- WHAT IS ASKED:
Output the data word for word, dropping every image.

(Extracted records)
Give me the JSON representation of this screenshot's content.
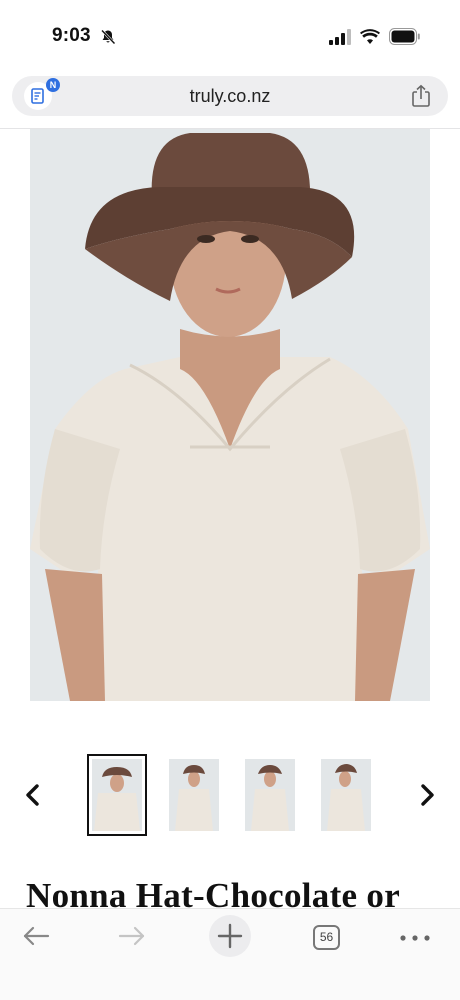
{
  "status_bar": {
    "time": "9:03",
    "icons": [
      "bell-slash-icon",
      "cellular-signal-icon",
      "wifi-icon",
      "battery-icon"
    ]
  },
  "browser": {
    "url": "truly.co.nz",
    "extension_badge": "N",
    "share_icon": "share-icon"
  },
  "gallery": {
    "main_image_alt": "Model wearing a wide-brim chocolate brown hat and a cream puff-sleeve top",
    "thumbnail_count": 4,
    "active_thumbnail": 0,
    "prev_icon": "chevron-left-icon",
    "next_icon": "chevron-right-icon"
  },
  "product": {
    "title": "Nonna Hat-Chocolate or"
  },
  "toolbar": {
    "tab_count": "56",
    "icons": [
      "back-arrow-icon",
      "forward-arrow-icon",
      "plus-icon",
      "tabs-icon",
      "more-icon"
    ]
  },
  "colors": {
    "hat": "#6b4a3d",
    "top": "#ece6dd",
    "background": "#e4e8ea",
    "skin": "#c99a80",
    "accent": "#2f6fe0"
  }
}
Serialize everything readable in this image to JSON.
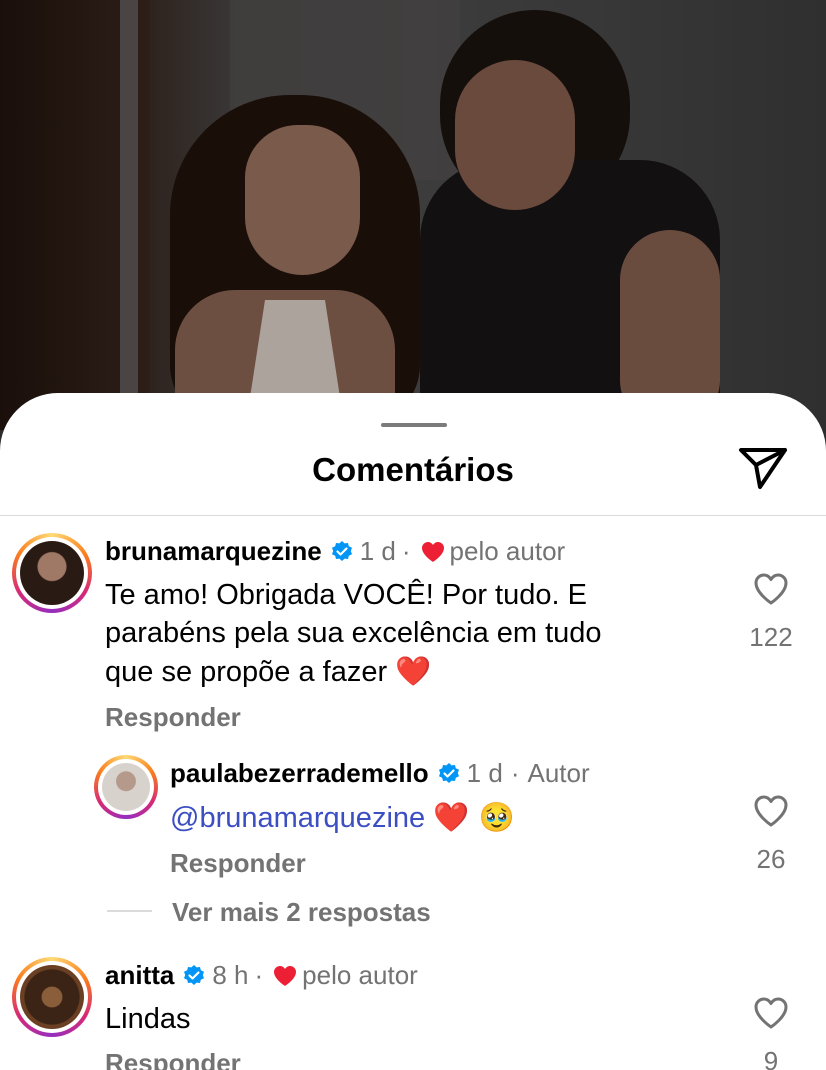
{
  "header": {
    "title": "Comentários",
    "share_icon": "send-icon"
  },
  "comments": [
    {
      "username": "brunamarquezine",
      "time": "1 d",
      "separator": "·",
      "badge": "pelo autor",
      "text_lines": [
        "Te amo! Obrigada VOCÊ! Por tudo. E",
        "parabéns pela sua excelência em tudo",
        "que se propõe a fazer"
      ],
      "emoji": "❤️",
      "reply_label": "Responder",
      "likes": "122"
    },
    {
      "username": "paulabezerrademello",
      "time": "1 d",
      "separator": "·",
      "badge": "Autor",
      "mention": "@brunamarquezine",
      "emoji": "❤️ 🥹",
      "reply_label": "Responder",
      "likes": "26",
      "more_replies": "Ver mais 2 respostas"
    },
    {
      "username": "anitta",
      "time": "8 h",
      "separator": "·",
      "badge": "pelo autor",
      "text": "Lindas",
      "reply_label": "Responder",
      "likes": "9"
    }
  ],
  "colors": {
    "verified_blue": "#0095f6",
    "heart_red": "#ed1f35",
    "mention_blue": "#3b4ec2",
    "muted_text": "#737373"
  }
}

- EXERCISE RESPONSE:
Give me the JSON representation of this screenshot's content.
{
  "status_bar": {
    "time": "9:03",
    "icons": [
      "bell-slash-icon",
      "cellular-signal-icon",
      "wifi-icon",
      "battery-icon"
    ]
  },
  "browser": {
    "url": "truly.co.nz",
    "extension_badge": "N",
    "share_icon": "share-icon"
  },
  "gallery": {
    "main_image_alt": "Model wearing a wide-brim chocolate brown hat and a cream puff-sleeve top",
    "thumbnail_count": 4,
    "active_thumbnail": 0,
    "prev_icon": "chevron-left-icon",
    "next_icon": "chevron-right-icon"
  },
  "product": {
    "title": "Nonna Hat-Chocolate or"
  },
  "toolbar": {
    "tab_count": "56",
    "icons": [
      "back-arrow-icon",
      "forward-arrow-icon",
      "plus-icon",
      "tabs-icon",
      "more-icon"
    ]
  },
  "colors": {
    "hat": "#6b4a3d",
    "top": "#ece6dd",
    "background": "#e4e8ea",
    "skin": "#c99a80",
    "accent": "#2f6fe0"
  }
}
Serialize everything readable in this image to JSON.
{
  "header": {
    "title": "Comentários",
    "share_icon": "send-icon"
  },
  "comments": [
    {
      "username": "brunamarquezine",
      "time": "1 d",
      "separator": "·",
      "badge": "pelo autor",
      "text_lines": [
        "Te amo! Obrigada VOCÊ! Por tudo. E",
        "parabéns pela sua excelência em tudo",
        "que se propõe a fazer"
      ],
      "emoji": "❤️",
      "reply_label": "Responder",
      "likes": "122"
    },
    {
      "username": "paulabezerrademello",
      "time": "1 d",
      "separator": "·",
      "badge": "Autor",
      "mention": "@brunamarquezine",
      "emoji": "❤️ 🥹",
      "reply_label": "Responder",
      "likes": "26",
      "more_replies": "Ver mais 2 respostas"
    },
    {
      "username": "anitta",
      "time": "8 h",
      "separator": "·",
      "badge": "pelo autor",
      "text": "Lindas",
      "reply_label": "Responder",
      "likes": "9"
    }
  ],
  "colors": {
    "verified_blue": "#0095f6",
    "heart_red": "#ed1f35",
    "mention_blue": "#3b4ec2",
    "muted_text": "#737373"
  }
}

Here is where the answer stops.